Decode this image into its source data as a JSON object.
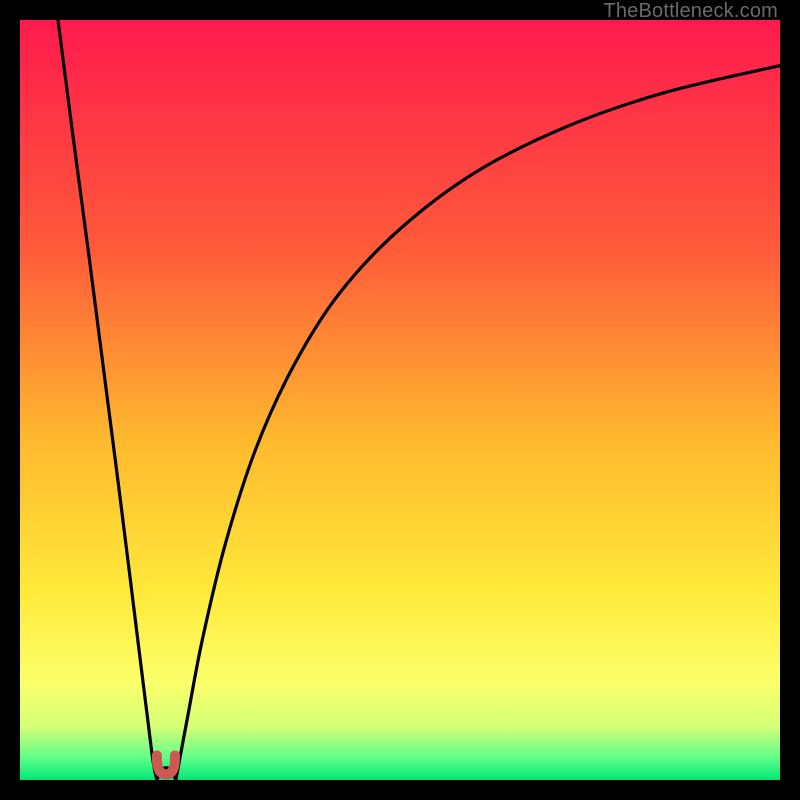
{
  "watermark": "TheBottleneck.com",
  "chart_data": {
    "type": "line",
    "title": "",
    "xlabel": "",
    "ylabel": "",
    "xlim": [
      0,
      100
    ],
    "ylim": [
      0,
      100
    ],
    "grid": false,
    "legend": false,
    "gradient_stops": [
      {
        "offset": 0.0,
        "color": "#ff1a4d"
      },
      {
        "offset": 0.3,
        "color": "#ff5a3a"
      },
      {
        "offset": 0.55,
        "color": "#ffb82e"
      },
      {
        "offset": 0.75,
        "color": "#ffe93a"
      },
      {
        "offset": 0.87,
        "color": "#fcff6a"
      },
      {
        "offset": 0.93,
        "color": "#d4ff75"
      },
      {
        "offset": 0.97,
        "color": "#62ff8a"
      },
      {
        "offset": 1.0,
        "color": "#00e676"
      }
    ],
    "series": [
      {
        "name": "left-branch",
        "x": [
          5.0,
          7.0,
          9.0,
          11.0,
          13.0,
          14.5,
          15.8,
          16.8,
          17.5,
          18.0
        ],
        "y": [
          100.0,
          84.5,
          69.5,
          54.0,
          38.5,
          26.5,
          16.0,
          8.0,
          2.5,
          0.0
        ]
      },
      {
        "name": "dip",
        "x": [
          18.0,
          18.6,
          19.2,
          19.9,
          20.5
        ],
        "y": [
          0.0,
          1.3,
          1.6,
          1.3,
          0.0
        ]
      },
      {
        "name": "right-branch",
        "x": [
          20.5,
          22.0,
          24.0,
          27.0,
          31.0,
          36.0,
          42.0,
          50.0,
          60.0,
          72.0,
          85.0,
          100.0
        ],
        "y": [
          0.0,
          8.0,
          18.5,
          31.0,
          43.5,
          54.5,
          64.0,
          72.5,
          80.0,
          86.0,
          90.5,
          94.0
        ]
      }
    ],
    "marker": {
      "name": "trough-marker",
      "shape": "u",
      "x_center": 19.2,
      "y_center": 1.8,
      "color": "#cc5a52"
    }
  }
}
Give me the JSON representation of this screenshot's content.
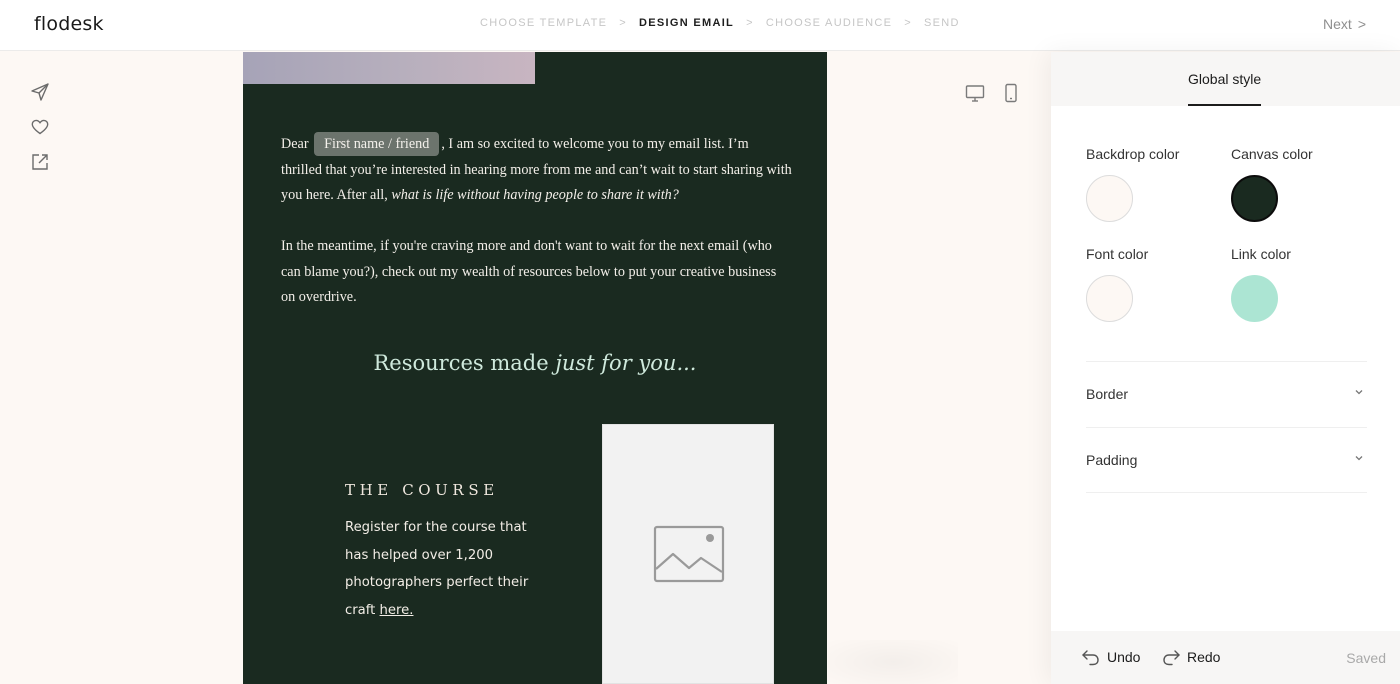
{
  "app": {
    "logo": "flodesk"
  },
  "steps": [
    {
      "label": "CHOOSE TEMPLATE",
      "active": false
    },
    {
      "label": "DESIGN EMAIL",
      "active": true
    },
    {
      "label": "CHOOSE AUDIENCE",
      "active": false
    },
    {
      "label": "SEND",
      "active": false
    }
  ],
  "step_separator": ">",
  "next": {
    "label": "Next",
    "chevron": ">"
  },
  "tools": [
    "send-icon",
    "heart-icon",
    "external-link-icon"
  ],
  "email": {
    "p1": {
      "before": "Dear",
      "merge_tag": "First name / friend",
      "after": ", I am so excited to welcome you to my email list. I’m thrilled that you’re interested in hearing more from me and can’t wait to start sharing with you here. After all,",
      "italic": "what is life without having people to share it with?"
    },
    "p2": "In the meantime, if you're craving more and don't want to wait for the next email (who can blame you?), check out my wealth of resources below to put your creative business on overdrive.",
    "resources": {
      "plain": "Resources made",
      "italic": "just for you..."
    },
    "course": {
      "title": "THE COURSE",
      "text": "Register for the course that has helped over 1,200 photographers perfect their craft",
      "link": "here."
    },
    "image_placeholder": "image-placeholder-icon"
  },
  "view_toggles": [
    "desktop-icon",
    "mobile-icon"
  ],
  "panel": {
    "tab": "Global style",
    "colors": {
      "backdrop": {
        "label": "Backdrop color",
        "value": "#fdf8f4"
      },
      "canvas": {
        "label": "Canvas color",
        "value": "#1a2a20"
      },
      "font": {
        "label": "Font color",
        "value": "#fdf8f4"
      },
      "link": {
        "label": "Link color",
        "value": "#ace5d3"
      }
    },
    "accordions": [
      {
        "label": "Border"
      },
      {
        "label": "Padding"
      }
    ],
    "footer": {
      "undo": "Undo",
      "redo": "Redo",
      "status": "Saved"
    }
  }
}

• • • • • • •

▸ GIVEN EXERCISE: Return the listing above unchanged, apart from dropping its pictures.

▸ EXERCISE RESPONSE:
Decode this image into its source data as a JSON object.
{
  "watermark": "TheBottleneck.com",
  "chart_data": {
    "type": "line",
    "title": "",
    "xlabel": "",
    "ylabel": "",
    "xlim": [
      0,
      100
    ],
    "ylim": [
      0,
      100
    ],
    "grid": false,
    "legend": false,
    "gradient_stops": [
      {
        "offset": 0.0,
        "color": "#ff1a4d"
      },
      {
        "offset": 0.3,
        "color": "#ff5a3a"
      },
      {
        "offset": 0.55,
        "color": "#ffb82e"
      },
      {
        "offset": 0.75,
        "color": "#ffe93a"
      },
      {
        "offset": 0.87,
        "color": "#fcff6a"
      },
      {
        "offset": 0.93,
        "color": "#d4ff75"
      },
      {
        "offset": 0.97,
        "color": "#62ff8a"
      },
      {
        "offset": 1.0,
        "color": "#00e676"
      }
    ],
    "series": [
      {
        "name": "left-branch",
        "x": [
          5.0,
          7.0,
          9.0,
          11.0,
          13.0,
          14.5,
          15.8,
          16.8,
          17.5,
          18.0
        ],
        "y": [
          100.0,
          84.5,
          69.5,
          54.0,
          38.5,
          26.5,
          16.0,
          8.0,
          2.5,
          0.0
        ]
      },
      {
        "name": "dip",
        "x": [
          18.0,
          18.6,
          19.2,
          19.9,
          20.5
        ],
        "y": [
          0.0,
          1.3,
          1.6,
          1.3,
          0.0
        ]
      },
      {
        "name": "right-branch",
        "x": [
          20.5,
          22.0,
          24.0,
          27.0,
          31.0,
          36.0,
          42.0,
          50.0,
          60.0,
          72.0,
          85.0,
          100.0
        ],
        "y": [
          0.0,
          8.0,
          18.5,
          31.0,
          43.5,
          54.5,
          64.0,
          72.5,
          80.0,
          86.0,
          90.5,
          94.0
        ]
      }
    ],
    "marker": {
      "name": "trough-marker",
      "shape": "u",
      "x_center": 19.2,
      "y_center": 1.8,
      "color": "#cc5a52"
    }
  }
}
Give me the JSON representation of this screenshot's content.
{
  "app": {
    "logo": "flodesk"
  },
  "steps": [
    {
      "label": "CHOOSE TEMPLATE",
      "active": false
    },
    {
      "label": "DESIGN EMAIL",
      "active": true
    },
    {
      "label": "CHOOSE AUDIENCE",
      "active": false
    },
    {
      "label": "SEND",
      "active": false
    }
  ],
  "step_separator": ">",
  "next": {
    "label": "Next",
    "chevron": ">"
  },
  "tools": [
    "send-icon",
    "heart-icon",
    "external-link-icon"
  ],
  "email": {
    "p1": {
      "before": "Dear",
      "merge_tag": "First name / friend",
      "after": ", I am so excited to welcome you to my email list. I’m thrilled that you’re interested in hearing more from me and can’t wait to start sharing with you here. After all,",
      "italic": "what is life without having people to share it with?"
    },
    "p2": "In the meantime, if you're craving more and don't want to wait for the next email (who can blame you?), check out my wealth of resources below to put your creative business on overdrive.",
    "resources": {
      "plain": "Resources made",
      "italic": "just for you..."
    },
    "course": {
      "title": "THE COURSE",
      "text": "Register for the course that has helped over 1,200 photographers perfect their craft",
      "link": "here."
    },
    "image_placeholder": "image-placeholder-icon"
  },
  "view_toggles": [
    "desktop-icon",
    "mobile-icon"
  ],
  "panel": {
    "tab": "Global style",
    "colors": {
      "backdrop": {
        "label": "Backdrop color",
        "value": "#fdf8f4"
      },
      "canvas": {
        "label": "Canvas color",
        "value": "#1a2a20"
      },
      "font": {
        "label": "Font color",
        "value": "#fdf8f4"
      },
      "link": {
        "label": "Link color",
        "value": "#ace5d3"
      }
    },
    "accordions": [
      {
        "label": "Border"
      },
      {
        "label": "Padding"
      }
    ],
    "footer": {
      "undo": "Undo",
      "redo": "Redo",
      "status": "Saved"
    }
  }
}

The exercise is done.